(Data excerpts)
>> BEGIN

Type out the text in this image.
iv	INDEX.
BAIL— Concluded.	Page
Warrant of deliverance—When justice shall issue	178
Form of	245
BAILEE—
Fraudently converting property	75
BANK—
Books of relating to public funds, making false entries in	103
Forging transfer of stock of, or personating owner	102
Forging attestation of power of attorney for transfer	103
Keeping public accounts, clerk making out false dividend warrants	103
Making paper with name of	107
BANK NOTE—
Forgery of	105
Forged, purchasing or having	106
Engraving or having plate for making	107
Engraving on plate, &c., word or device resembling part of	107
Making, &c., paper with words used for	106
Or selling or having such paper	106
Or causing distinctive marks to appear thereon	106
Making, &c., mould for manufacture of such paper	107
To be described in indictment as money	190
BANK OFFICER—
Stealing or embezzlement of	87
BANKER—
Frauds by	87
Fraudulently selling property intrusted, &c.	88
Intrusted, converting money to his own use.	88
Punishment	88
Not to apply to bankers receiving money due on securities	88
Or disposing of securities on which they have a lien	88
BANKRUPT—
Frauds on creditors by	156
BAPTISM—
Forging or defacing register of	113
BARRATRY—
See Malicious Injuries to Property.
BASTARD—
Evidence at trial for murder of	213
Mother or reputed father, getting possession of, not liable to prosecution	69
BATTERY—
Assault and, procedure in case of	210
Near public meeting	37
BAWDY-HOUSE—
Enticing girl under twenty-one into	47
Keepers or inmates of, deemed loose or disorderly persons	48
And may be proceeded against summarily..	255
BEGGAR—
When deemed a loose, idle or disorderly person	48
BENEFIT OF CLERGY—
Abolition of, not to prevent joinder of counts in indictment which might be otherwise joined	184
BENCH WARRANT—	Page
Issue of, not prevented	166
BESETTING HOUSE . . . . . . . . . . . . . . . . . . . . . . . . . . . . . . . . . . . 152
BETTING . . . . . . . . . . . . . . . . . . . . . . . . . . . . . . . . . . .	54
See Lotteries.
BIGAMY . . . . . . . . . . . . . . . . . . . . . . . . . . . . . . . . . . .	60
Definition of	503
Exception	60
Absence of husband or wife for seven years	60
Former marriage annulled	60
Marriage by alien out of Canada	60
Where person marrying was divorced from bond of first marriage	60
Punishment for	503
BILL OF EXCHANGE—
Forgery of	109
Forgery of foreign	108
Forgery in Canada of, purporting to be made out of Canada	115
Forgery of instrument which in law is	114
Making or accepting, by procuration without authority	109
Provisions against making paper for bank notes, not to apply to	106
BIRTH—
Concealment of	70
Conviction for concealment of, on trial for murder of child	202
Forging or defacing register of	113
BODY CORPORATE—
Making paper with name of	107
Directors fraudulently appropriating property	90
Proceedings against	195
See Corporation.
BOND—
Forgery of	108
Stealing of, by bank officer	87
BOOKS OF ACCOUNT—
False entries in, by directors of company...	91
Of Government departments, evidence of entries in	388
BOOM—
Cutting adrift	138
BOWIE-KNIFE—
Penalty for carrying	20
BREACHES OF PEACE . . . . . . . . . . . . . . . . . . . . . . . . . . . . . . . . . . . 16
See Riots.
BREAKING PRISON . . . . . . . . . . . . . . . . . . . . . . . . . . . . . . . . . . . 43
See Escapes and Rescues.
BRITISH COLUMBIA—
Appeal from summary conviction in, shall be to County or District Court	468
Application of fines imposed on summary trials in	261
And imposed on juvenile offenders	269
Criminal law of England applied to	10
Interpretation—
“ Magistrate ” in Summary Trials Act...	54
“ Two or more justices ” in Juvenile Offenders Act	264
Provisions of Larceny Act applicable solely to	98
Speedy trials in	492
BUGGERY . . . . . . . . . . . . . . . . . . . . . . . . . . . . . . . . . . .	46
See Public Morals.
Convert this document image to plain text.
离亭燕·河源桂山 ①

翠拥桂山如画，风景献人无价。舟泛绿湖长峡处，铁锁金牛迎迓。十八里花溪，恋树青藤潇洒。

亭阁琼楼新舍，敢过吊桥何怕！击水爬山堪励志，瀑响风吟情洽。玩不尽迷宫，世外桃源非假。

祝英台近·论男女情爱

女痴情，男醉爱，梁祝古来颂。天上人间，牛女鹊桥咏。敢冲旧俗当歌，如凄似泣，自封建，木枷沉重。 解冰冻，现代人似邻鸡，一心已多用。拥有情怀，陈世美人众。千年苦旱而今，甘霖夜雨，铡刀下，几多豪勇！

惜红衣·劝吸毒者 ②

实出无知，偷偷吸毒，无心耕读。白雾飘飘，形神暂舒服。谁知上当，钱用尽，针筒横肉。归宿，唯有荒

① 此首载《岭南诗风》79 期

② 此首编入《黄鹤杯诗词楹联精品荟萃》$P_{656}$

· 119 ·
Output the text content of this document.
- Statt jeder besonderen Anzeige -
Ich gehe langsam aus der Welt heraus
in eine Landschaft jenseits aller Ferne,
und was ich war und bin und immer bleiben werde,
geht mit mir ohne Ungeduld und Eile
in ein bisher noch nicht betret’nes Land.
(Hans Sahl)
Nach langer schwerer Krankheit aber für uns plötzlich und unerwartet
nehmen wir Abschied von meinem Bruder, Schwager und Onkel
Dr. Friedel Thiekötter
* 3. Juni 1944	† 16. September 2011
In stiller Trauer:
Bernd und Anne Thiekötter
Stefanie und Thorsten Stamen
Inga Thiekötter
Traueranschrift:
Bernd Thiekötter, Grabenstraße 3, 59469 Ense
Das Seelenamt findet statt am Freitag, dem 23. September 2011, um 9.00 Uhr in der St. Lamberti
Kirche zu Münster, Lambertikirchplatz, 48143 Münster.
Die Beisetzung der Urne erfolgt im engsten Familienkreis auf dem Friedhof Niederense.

>> END

**The exercise:** The answer is the number of lines in the preceding material that hold "Page"; write that number and nothing else.

**Response to this task:** 2